■ Prompt ■
In the entries below, find every line holding the string "heading" and collect it.

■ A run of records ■

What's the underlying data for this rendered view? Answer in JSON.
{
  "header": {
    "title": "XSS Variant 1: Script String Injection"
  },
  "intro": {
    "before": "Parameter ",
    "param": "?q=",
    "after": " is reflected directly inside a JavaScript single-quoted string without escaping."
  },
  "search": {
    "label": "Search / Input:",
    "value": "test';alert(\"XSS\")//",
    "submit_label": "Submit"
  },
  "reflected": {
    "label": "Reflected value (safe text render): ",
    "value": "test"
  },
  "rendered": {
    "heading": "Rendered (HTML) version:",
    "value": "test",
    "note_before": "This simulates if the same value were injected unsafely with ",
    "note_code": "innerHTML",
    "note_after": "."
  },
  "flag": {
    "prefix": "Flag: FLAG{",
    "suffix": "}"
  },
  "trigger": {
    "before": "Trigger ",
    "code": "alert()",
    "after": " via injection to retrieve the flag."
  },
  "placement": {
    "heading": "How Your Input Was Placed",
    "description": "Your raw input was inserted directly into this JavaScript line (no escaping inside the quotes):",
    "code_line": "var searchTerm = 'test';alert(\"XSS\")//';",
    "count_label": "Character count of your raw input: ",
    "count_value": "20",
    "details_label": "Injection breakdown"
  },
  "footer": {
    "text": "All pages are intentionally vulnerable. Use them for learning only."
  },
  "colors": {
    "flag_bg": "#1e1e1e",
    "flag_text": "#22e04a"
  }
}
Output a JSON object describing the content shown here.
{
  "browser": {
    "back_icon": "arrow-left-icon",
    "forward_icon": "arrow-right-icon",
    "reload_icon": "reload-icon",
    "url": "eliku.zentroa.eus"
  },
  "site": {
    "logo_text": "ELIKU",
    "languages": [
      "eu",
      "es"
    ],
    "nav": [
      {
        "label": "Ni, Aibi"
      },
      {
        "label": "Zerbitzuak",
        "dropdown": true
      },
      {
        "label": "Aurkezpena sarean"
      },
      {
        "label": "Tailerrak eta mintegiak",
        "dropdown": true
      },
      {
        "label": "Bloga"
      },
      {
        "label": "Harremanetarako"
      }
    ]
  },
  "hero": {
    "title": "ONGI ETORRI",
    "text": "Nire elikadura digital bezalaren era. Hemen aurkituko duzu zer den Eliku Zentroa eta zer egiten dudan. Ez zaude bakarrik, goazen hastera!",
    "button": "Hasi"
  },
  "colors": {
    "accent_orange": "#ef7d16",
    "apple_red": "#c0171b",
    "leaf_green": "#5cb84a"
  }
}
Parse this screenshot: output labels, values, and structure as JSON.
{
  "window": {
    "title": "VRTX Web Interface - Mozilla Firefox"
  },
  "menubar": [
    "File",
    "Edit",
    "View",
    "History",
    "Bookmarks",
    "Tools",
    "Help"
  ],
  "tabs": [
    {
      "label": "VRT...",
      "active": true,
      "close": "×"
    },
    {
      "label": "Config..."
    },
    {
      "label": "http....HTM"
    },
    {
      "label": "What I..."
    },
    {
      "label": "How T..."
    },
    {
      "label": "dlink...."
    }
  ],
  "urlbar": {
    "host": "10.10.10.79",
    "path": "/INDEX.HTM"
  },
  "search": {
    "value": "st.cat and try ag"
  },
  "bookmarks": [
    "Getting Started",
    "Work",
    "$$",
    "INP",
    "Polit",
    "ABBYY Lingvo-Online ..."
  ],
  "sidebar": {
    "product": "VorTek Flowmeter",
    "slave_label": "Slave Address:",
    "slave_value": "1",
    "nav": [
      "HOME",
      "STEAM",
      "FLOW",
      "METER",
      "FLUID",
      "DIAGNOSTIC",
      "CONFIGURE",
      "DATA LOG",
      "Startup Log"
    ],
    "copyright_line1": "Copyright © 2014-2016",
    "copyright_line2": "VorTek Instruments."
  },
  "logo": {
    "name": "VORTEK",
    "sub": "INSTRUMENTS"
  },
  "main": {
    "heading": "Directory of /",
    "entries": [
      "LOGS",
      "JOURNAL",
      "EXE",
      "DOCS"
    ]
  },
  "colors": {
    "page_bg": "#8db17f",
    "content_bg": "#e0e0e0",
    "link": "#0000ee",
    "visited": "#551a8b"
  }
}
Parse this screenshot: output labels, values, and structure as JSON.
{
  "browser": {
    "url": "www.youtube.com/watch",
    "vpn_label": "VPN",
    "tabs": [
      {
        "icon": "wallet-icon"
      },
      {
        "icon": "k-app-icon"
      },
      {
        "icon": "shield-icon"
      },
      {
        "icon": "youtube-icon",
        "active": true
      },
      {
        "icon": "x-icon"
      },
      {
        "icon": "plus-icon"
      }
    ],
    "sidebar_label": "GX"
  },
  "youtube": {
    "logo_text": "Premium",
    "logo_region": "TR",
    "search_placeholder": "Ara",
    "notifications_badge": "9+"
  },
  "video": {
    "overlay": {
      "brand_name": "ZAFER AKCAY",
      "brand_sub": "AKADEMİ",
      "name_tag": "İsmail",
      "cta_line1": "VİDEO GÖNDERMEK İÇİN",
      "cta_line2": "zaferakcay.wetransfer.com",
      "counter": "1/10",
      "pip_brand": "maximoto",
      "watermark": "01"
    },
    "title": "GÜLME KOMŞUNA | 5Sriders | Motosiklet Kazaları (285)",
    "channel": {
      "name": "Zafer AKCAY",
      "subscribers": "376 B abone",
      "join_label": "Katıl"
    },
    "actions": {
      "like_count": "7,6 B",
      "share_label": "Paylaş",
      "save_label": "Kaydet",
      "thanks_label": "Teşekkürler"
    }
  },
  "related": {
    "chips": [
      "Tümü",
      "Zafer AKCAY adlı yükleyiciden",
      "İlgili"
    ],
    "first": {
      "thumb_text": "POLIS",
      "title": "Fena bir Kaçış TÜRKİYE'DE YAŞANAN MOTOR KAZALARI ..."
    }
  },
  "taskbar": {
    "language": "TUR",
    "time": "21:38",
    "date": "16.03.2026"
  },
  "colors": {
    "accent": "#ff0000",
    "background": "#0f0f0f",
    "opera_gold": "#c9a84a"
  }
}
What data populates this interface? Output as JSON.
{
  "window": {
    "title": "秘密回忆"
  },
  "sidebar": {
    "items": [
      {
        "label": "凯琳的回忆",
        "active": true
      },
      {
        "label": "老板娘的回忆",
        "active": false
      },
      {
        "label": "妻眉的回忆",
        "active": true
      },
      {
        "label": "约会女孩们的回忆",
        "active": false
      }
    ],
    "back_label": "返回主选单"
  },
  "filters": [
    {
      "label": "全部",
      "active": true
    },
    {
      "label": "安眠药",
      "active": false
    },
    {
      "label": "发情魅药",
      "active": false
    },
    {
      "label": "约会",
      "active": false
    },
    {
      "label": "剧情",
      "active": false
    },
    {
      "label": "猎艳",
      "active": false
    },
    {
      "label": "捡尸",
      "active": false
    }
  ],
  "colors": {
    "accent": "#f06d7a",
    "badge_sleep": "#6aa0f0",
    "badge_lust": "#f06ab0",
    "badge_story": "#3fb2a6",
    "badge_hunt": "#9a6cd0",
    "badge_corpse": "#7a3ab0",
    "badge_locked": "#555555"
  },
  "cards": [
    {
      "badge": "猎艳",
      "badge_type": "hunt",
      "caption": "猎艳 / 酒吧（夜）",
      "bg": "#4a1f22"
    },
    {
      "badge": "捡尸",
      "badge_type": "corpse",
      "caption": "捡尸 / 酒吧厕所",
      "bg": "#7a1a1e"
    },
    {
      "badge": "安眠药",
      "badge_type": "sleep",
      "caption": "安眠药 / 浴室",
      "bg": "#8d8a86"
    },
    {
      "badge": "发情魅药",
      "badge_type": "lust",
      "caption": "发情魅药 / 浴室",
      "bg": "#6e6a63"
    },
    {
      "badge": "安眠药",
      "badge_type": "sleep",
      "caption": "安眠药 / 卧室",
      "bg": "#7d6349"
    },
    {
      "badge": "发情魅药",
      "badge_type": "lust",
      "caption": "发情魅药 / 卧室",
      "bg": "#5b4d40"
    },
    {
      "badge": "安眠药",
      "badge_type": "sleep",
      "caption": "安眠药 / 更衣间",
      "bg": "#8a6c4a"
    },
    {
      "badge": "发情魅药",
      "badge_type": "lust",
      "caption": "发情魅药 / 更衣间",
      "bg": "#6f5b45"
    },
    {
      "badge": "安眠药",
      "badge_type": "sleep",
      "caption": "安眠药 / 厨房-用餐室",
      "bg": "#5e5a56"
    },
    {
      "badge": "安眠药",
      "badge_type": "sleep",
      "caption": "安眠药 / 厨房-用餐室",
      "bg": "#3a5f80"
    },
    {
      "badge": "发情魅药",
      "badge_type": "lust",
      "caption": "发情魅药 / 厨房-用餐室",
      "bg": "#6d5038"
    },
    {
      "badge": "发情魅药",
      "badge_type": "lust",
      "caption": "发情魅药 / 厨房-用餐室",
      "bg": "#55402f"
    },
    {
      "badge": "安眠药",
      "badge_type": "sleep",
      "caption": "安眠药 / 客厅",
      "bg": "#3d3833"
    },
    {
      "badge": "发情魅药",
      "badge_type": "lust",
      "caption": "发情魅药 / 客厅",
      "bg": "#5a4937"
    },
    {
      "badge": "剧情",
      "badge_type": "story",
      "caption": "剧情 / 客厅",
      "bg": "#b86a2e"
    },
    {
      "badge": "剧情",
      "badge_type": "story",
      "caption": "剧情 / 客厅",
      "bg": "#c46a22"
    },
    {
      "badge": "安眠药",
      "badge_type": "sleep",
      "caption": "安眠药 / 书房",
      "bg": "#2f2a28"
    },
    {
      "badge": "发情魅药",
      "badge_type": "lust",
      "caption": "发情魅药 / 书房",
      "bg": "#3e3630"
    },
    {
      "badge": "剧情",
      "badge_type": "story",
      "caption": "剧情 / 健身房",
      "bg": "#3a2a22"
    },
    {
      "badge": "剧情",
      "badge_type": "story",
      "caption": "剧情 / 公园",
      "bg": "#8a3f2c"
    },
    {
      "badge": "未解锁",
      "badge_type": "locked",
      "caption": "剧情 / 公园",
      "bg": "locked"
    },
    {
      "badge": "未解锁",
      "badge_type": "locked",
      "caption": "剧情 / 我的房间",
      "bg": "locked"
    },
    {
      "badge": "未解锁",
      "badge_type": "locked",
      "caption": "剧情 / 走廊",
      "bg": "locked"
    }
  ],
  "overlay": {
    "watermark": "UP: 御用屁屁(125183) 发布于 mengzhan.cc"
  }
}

■ Problem solution ■
    "heading": "Rendered (HTML) version:",
    "heading": "How Your Input Was Placed",
    "heading": "Directory of /",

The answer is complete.